### Work required
Produce a verbatim copy of the entries listed below.
───── Entries shown ─────
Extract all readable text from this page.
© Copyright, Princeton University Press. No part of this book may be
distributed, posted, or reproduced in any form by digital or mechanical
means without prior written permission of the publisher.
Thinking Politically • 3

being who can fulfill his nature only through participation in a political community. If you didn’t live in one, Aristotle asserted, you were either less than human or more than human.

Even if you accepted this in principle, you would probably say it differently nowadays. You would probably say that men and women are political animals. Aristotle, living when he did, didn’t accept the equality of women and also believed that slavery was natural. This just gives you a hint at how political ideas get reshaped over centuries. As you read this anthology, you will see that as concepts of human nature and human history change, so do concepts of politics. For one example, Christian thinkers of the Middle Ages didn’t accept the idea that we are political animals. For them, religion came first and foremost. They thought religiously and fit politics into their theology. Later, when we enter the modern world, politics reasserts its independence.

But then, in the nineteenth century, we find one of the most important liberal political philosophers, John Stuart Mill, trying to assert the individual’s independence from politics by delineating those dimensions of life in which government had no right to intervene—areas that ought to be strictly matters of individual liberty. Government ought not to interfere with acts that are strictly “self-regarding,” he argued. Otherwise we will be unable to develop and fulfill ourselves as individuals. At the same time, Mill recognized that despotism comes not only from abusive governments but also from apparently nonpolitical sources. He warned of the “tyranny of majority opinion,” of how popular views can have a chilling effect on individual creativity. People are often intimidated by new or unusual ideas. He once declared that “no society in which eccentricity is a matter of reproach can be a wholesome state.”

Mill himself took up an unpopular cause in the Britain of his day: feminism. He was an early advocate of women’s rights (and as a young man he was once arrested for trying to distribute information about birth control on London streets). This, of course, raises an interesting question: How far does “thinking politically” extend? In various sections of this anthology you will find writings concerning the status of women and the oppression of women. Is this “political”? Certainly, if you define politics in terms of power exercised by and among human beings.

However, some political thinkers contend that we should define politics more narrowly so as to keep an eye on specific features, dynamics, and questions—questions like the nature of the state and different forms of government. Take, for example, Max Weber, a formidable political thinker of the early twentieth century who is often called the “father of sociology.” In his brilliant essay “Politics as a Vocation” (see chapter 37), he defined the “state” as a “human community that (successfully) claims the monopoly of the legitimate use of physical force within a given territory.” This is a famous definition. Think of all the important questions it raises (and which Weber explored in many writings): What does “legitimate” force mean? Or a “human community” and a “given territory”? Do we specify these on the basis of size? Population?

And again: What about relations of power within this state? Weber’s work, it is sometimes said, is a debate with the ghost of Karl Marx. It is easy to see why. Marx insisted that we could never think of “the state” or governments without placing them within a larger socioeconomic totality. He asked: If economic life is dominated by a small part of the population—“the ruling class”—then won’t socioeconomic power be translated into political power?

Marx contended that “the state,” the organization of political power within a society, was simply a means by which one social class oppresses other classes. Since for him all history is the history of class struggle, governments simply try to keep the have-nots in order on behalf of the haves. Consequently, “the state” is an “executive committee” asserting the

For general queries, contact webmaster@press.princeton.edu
─────
### Task result
Extract all readable text from this page.
© Copyright, Princeton University Press. No part of this book may be
distributed, posted, or reproduced in any form by digital or mechanical
means without prior written permission of the publisher.
Thinking Politically • 3

being who can fulfill his nature only through participation in a political community. If you didn’t live in one, Aristotle asserted, you were either less than human or more than human.

Even if you accepted this in principle, you would probably say it differently nowadays. You would probably say that men and women are political animals. Aristotle, living when he did, didn’t accept the equality of women and also believed that slavery was natural. This just gives you a hint at how political ideas get reshaped over centuries. As you read this anthology, you will see that as concepts of human nature and human history change, so do concepts of politics. For one example, Christian thinkers of the Middle Ages didn’t accept the idea that we are political animals. For them, religion came first and foremost. They thought religiously and fit politics into their theology. Later, when we enter the modern world, politics reasserts its independence.

But then, in the nineteenth century, we find one of the most important liberal political philosophers, John Stuart Mill, trying to assert the individual’s independence from politics by delineating those dimensions of life in which government had no right to intervene—areas that ought to be strictly matters of individual liberty. Government ought not to interfere with acts that are strictly “self-regarding,” he argued. Otherwise we will be unable to develop and fulfill ourselves as individuals. At the same time, Mill recognized that despotism comes not only from abusive governments but also from apparently nonpolitical sources. He warned of the “tyranny of majority opinion,” of how popular views can have a chilling effect on individual creativity. People are often intimidated by new or unusual ideas. He once declared that “no society in which eccentricity is a matter of reproach can be a wholesome state.”

Mill himself took up an unpopular cause in the Britain of his day: feminism. He was an early advocate of women’s rights (and as a young man he was once arrested for trying to distribute information about birth control on London streets). This, of course, raises an interesting question: How far does “thinking politically” extend? In various sections of this anthology you will find writings concerning the status of women and the oppression of women. Is this “political”? Certainly, if you define politics in terms of power exercised by and among human beings.

However, some political thinkers contend that we should define politics more narrowly so as to keep an eye on specific features, dynamics, and questions—questions like the nature of the state and different forms of government. Take, for example, Max Weber, a formidable political thinker of the early twentieth century who is often called the “father of sociology.” In his brilliant essay “Politics as a Vocation” (see chapter 37), he defined the “state” as a “human community that (successfully) claims the monopoly of the legitimate use of physical force within a given territory.” This is a famous definition. Think of all the important questions it raises (and which Weber explored in many writings): What does “legitimate” force mean? Or a “human community” and a “given territory”? Do we specify these on the basis of size? Population?

And again: What about relations of power within this state? Weber’s work, it is sometimes said, is a debate with the ghost of Karl Marx. It is easy to see why. Marx insisted that we could never think of “the state” or governments without placing them within a larger socioeconomic totality. He asked: If economic life is dominated by a small part of the population—“the ruling class”—then won’t socioeconomic power be translated into political power?

Marx contended that “the state,” the organization of political power within a society, was simply a means by which one social class oppresses other classes. Since for him all history is the history of class struggle, governments simply try to keep the have-nots in order on behalf of the haves. Consequently, “the state” is an “executive committee” asserting the

For general queries, contact webmaster@press.princeton.edu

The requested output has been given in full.